▶ _TASK OBJECTIVE_: Pictures appear in the records below; write out everything else exactly.

▶ _THE INPUT_:
*-*-*

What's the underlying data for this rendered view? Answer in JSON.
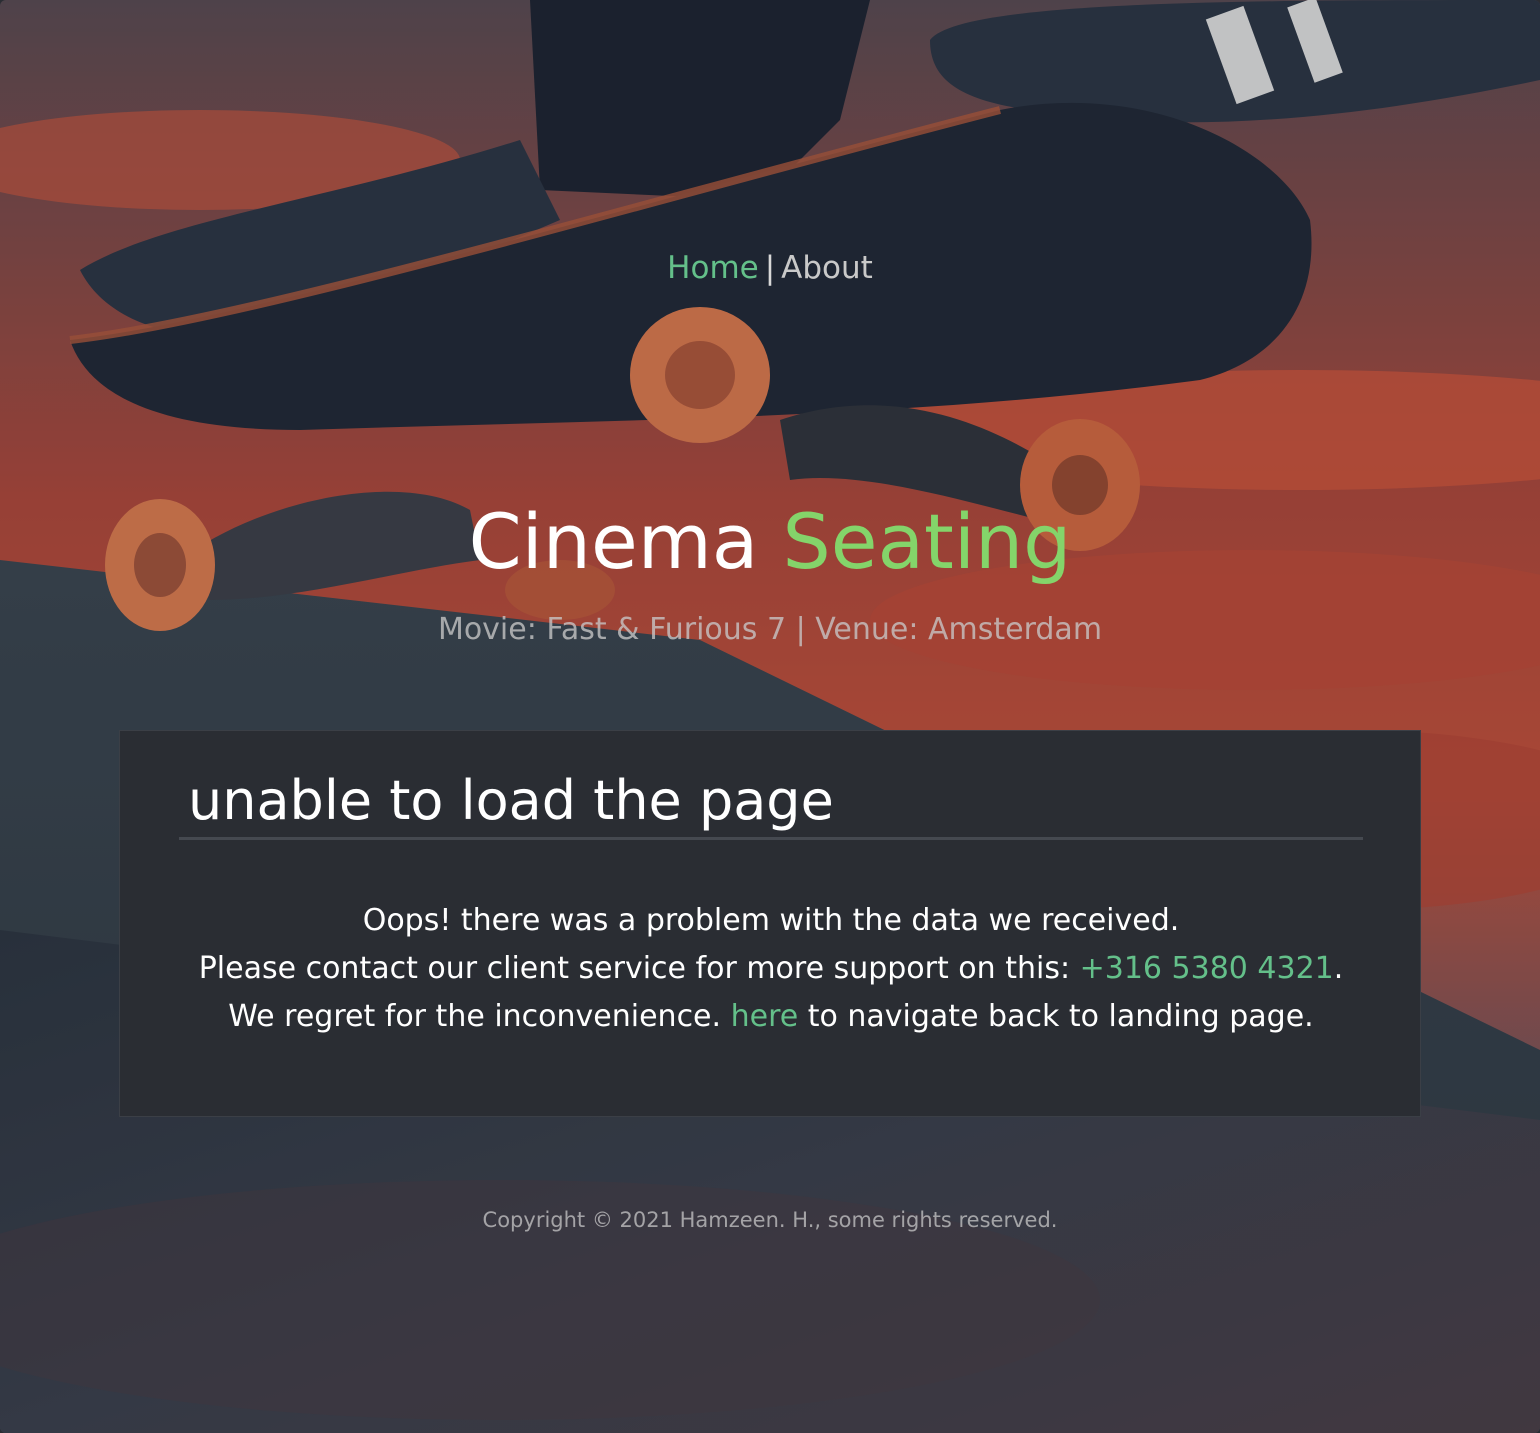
{
  "nav": {
    "home_label": "Home",
    "separator": "|",
    "about_label": "About"
  },
  "hero": {
    "title_part1": "Cinema",
    "title_part2": "Seating",
    "subtitle": "Movie: Fast & Furious 7 | Venue: Amsterdam"
  },
  "error_card": {
    "heading": "unable to load the page",
    "line1": "Oops! there was a problem with the data we received.",
    "line2_prefix": "Please contact our client service for more support on this: ",
    "phone": "+316 5380 4321",
    "line2_suffix": ".",
    "line3_prefix": "We regret for the inconvenience. ",
    "here_link": "here",
    "line3_suffix": " to navigate back to landing page."
  },
  "footer": {
    "copyright": "Copyright © 2021 Hamzeen. H., some rights reserved."
  },
  "colors": {
    "accent_green": "#64c08a",
    "title_green": "#84d46a",
    "card_bg": "#2a2d33"
  }
}
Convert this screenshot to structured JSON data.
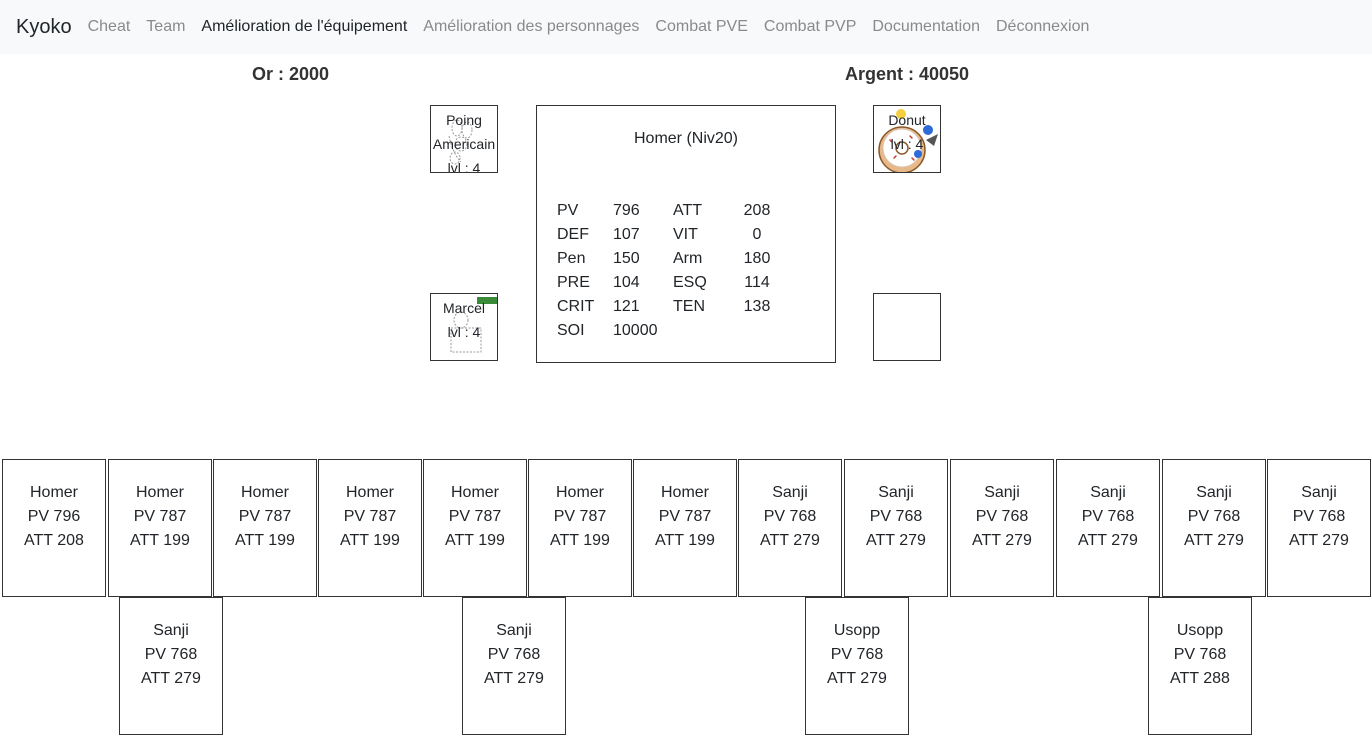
{
  "navbar": {
    "brand": "Kyoko",
    "links": [
      {
        "label": "Cheat"
      },
      {
        "label": "Team"
      },
      {
        "label": "Amélioration de l'équipement",
        "active": true
      },
      {
        "label": "Amélioration des personnages"
      },
      {
        "label": "Combat PVE"
      },
      {
        "label": "Combat PVP"
      },
      {
        "label": "Documentation"
      },
      {
        "label": "Déconnexion"
      }
    ]
  },
  "currency": {
    "gold": "Or : 2000",
    "silver": "Argent : 40050"
  },
  "equipment": {
    "weapon": {
      "line1": "Poing",
      "line2": "Americain",
      "line3": "lvl : 4",
      "icon": "brass-knuckles-icon"
    },
    "food": {
      "line1": "Donut",
      "line2": "lvl : 4",
      "icon": "donut-icon"
    },
    "pet": {
      "line1": "Marcel",
      "line2": "lvl : 4",
      "icon": "pet-icon"
    },
    "empty": {}
  },
  "character": {
    "title": "Homer (Niv20)",
    "stats": [
      {
        "l1": "PV",
        "v1": "796",
        "l2": "ATT",
        "v2": "208"
      },
      {
        "l1": "DEF",
        "v1": "107",
        "l2": "VIT",
        "v2": "0"
      },
      {
        "l1": "Pen",
        "v1": "150",
        "l2": "Arm",
        "v2": "180"
      },
      {
        "l1": "PRE",
        "v1": "104",
        "l2": "ESQ",
        "v2": "114"
      },
      {
        "l1": "CRIT",
        "v1": "121",
        "l2": "TEN",
        "v2": "138"
      },
      {
        "l1": "SOI",
        "v1": "10000",
        "l2": "",
        "v2": ""
      }
    ]
  },
  "roster": [
    {
      "name": "Homer",
      "pv": "PV 796",
      "att": "ATT 208"
    },
    {
      "name": "Homer",
      "pv": "PV 787",
      "att": "ATT 199"
    },
    {
      "name": "Homer",
      "pv": "PV 787",
      "att": "ATT 199"
    },
    {
      "name": "Homer",
      "pv": "PV 787",
      "att": "ATT 199"
    },
    {
      "name": "Homer",
      "pv": "PV 787",
      "att": "ATT 199"
    },
    {
      "name": "Homer",
      "pv": "PV 787",
      "att": "ATT 199"
    },
    {
      "name": "Homer",
      "pv": "PV 787",
      "att": "ATT 199"
    },
    {
      "name": "Sanji",
      "pv": "PV 768",
      "att": "ATT 279"
    },
    {
      "name": "Sanji",
      "pv": "PV 768",
      "att": "ATT 279"
    },
    {
      "name": "Sanji",
      "pv": "PV 768",
      "att": "ATT 279"
    },
    {
      "name": "Sanji",
      "pv": "PV 768",
      "att": "ATT 279"
    },
    {
      "name": "Sanji",
      "pv": "PV 768",
      "att": "ATT 279"
    },
    {
      "name": "Sanji",
      "pv": "PV 768",
      "att": "ATT 279"
    },
    {
      "name": "Sanji",
      "pv": "PV 768",
      "att": "ATT 279"
    },
    {
      "name": "Sanji",
      "pv": "PV 768",
      "att": "ATT 279"
    },
    {
      "name": "Usopp",
      "pv": "PV 768",
      "att": "ATT 279"
    },
    {
      "name": "Usopp",
      "pv": "PV 768",
      "att": "ATT 288"
    }
  ]
}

*-*-*

▶ _REPLY_:
What's the underlying data for this rendered view? Answer in JSON.
{
  "nav": {
    "home_label": "Home",
    "separator": "|",
    "about_label": "About"
  },
  "hero": {
    "title_part1": "Cinema",
    "title_part2": "Seating",
    "subtitle": "Movie: Fast & Furious 7 | Venue: Amsterdam"
  },
  "error_card": {
    "heading": "unable to load the page",
    "line1": "Oops! there was a problem with the data we received.",
    "line2_prefix": "Please contact our client service for more support on this: ",
    "phone": "+316 5380 4321",
    "line2_suffix": ".",
    "line3_prefix": "We regret for the inconvenience. ",
    "here_link": "here",
    "line3_suffix": " to navigate back to landing page."
  },
  "footer": {
    "copyright": "Copyright © 2021 Hamzeen. H., some rights reserved."
  },
  "colors": {
    "accent_green": "#64c08a",
    "title_green": "#84d46a",
    "card_bg": "#2a2d33"
  }
}
Convert this screenshot to structured JSON data.
{
  "navbar": {
    "brand": "Kyoko",
    "links": [
      {
        "label": "Cheat"
      },
      {
        "label": "Team"
      },
      {
        "label": "Amélioration de l'équipement",
        "active": true
      },
      {
        "label": "Amélioration des personnages"
      },
      {
        "label": "Combat PVE"
      },
      {
        "label": "Combat PVP"
      },
      {
        "label": "Documentation"
      },
      {
        "label": "Déconnexion"
      }
    ]
  },
  "currency": {
    "gold": "Or : 2000",
    "silver": "Argent : 40050"
  },
  "equipment": {
    "weapon": {
      "line1": "Poing",
      "line2": "Americain",
      "line3": "lvl : 4",
      "icon": "brass-knuckles-icon"
    },
    "food": {
      "line1": "Donut",
      "line2": "lvl : 4",
      "icon": "donut-icon"
    },
    "pet": {
      "line1": "Marcel",
      "line2": "lvl : 4",
      "icon": "pet-icon"
    },
    "empty": {}
  },
  "character": {
    "title": "Homer (Niv20)",
    "stats": [
      {
        "l1": "PV",
        "v1": "796",
        "l2": "ATT",
        "v2": "208"
      },
      {
        "l1": "DEF",
        "v1": "107",
        "l2": "VIT",
        "v2": "0"
      },
      {
        "l1": "Pen",
        "v1": "150",
        "l2": "Arm",
        "v2": "180"
      },
      {
        "l1": "PRE",
        "v1": "104",
        "l2": "ESQ",
        "v2": "114"
      },
      {
        "l1": "CRIT",
        "v1": "121",
        "l2": "TEN",
        "v2": "138"
      },
      {
        "l1": "SOI",
        "v1": "10000",
        "l2": "",
        "v2": ""
      }
    ]
  },
  "roster": [
    {
      "name": "Homer",
      "pv": "PV 796",
      "att": "ATT 208"
    },
    {
      "name": "Homer",
      "pv": "PV 787",
      "att": "ATT 199"
    },
    {
      "name": "Homer",
      "pv": "PV 787",
      "att": "ATT 199"
    },
    {
      "name": "Homer",
      "pv": "PV 787",
      "att": "ATT 199"
    },
    {
      "name": "Homer",
      "pv": "PV 787",
      "att": "ATT 199"
    },
    {
      "name": "Homer",
      "pv": "PV 787",
      "att": "ATT 199"
    },
    {
      "name": "Homer",
      "pv": "PV 787",
      "att": "ATT 199"
    },
    {
      "name": "Sanji",
      "pv": "PV 768",
      "att": "ATT 279"
    },
    {
      "name": "Sanji",
      "pv": "PV 768",
      "att": "ATT 279"
    },
    {
      "name": "Sanji",
      "pv": "PV 768",
      "att": "ATT 279"
    },
    {
      "name": "Sanji",
      "pv": "PV 768",
      "att": "ATT 279"
    },
    {
      "name": "Sanji",
      "pv": "PV 768",
      "att": "ATT 279"
    },
    {
      "name": "Sanji",
      "pv": "PV 768",
      "att": "ATT 279"
    },
    {
      "name": "Sanji",
      "pv": "PV 768",
      "att": "ATT 279"
    },
    {
      "name": "Sanji",
      "pv": "PV 768",
      "att": "ATT 279"
    },
    {
      "name": "Usopp",
      "pv": "PV 768",
      "att": "ATT 279"
    },
    {
      "name": "Usopp",
      "pv": "PV 768",
      "att": "ATT 288"
    }
  ]
}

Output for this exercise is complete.